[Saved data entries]

=====

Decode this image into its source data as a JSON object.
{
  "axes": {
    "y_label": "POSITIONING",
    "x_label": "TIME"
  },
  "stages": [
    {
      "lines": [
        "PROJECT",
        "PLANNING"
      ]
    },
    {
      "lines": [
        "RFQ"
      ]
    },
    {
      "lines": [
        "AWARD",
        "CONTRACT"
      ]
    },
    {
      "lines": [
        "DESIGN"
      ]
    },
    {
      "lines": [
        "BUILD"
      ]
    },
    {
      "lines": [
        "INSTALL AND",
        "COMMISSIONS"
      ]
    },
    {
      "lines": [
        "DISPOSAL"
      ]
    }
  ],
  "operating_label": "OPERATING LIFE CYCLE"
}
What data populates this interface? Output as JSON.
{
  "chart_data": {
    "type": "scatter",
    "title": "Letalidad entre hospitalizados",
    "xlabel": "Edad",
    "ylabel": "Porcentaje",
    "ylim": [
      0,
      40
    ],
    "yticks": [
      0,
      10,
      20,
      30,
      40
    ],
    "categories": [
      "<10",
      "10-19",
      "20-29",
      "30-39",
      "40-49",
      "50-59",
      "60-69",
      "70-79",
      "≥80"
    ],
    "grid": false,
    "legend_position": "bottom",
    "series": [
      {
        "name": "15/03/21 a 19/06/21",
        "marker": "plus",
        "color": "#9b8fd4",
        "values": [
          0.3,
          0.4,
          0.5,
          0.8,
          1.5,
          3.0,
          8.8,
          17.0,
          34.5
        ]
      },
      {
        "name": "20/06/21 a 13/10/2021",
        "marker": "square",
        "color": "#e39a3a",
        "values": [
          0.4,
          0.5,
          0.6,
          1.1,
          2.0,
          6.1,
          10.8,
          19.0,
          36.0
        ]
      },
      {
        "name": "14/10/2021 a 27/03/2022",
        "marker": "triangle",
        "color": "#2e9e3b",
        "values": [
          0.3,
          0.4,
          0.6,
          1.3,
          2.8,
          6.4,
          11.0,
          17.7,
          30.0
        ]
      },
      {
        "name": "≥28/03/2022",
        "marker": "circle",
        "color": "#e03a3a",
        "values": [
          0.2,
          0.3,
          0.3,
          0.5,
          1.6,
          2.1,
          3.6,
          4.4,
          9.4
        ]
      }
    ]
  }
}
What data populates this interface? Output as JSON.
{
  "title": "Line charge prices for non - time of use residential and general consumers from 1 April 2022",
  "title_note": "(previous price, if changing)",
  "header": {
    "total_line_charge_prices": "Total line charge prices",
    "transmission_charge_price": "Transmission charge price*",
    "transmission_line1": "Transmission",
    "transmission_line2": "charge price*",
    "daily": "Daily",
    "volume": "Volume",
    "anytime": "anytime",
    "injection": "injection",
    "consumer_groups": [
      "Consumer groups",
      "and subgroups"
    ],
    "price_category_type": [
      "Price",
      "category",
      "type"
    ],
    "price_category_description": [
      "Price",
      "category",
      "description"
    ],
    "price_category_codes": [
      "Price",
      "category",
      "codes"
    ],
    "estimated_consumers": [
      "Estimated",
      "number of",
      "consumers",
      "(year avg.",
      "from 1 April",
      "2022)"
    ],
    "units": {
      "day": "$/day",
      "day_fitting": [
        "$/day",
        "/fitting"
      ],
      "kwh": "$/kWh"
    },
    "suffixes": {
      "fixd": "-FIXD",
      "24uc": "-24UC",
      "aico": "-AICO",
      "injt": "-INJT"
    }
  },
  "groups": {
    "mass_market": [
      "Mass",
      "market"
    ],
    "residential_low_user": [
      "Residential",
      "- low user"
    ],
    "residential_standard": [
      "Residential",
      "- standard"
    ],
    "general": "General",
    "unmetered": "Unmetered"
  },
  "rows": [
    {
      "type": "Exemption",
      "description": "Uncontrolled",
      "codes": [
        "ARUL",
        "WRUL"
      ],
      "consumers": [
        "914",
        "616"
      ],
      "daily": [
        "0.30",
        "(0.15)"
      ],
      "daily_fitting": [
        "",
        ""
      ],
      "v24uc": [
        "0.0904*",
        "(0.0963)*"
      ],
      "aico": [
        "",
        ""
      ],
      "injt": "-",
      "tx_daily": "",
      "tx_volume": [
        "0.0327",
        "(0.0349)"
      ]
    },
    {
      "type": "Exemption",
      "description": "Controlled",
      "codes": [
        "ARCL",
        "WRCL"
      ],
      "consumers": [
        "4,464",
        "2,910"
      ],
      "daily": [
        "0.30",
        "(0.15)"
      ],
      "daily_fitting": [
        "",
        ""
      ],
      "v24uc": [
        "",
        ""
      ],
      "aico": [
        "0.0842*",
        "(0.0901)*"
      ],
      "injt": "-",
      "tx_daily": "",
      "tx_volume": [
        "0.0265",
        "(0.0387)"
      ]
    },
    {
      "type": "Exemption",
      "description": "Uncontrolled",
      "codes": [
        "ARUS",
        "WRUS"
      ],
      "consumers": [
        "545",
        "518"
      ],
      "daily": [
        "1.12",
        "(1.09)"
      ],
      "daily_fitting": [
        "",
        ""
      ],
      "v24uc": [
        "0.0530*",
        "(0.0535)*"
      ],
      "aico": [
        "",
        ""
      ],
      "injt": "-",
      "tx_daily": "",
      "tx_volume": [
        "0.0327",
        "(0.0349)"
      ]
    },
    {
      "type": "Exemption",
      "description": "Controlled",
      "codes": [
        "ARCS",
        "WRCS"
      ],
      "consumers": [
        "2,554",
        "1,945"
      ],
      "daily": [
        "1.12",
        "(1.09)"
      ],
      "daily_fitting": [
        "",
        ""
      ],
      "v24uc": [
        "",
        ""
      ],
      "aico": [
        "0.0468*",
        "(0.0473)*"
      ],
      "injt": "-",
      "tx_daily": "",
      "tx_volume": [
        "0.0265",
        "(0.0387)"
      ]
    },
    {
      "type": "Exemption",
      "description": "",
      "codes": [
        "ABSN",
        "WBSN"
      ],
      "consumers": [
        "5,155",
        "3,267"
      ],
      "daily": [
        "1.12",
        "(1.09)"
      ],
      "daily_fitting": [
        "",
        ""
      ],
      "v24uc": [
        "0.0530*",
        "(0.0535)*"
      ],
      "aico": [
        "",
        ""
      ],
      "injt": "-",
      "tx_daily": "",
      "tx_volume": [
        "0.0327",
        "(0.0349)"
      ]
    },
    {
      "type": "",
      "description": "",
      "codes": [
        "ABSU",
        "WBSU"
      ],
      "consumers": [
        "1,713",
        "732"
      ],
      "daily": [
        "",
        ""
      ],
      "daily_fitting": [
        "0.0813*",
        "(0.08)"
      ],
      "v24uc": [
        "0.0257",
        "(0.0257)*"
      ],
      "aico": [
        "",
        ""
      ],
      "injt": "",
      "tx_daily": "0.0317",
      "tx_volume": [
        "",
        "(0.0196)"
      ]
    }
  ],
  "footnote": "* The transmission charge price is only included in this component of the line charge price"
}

=====

Task brief: Tally the lines above that contain the word "from", and reply with only the number.

Output for this exercise: 2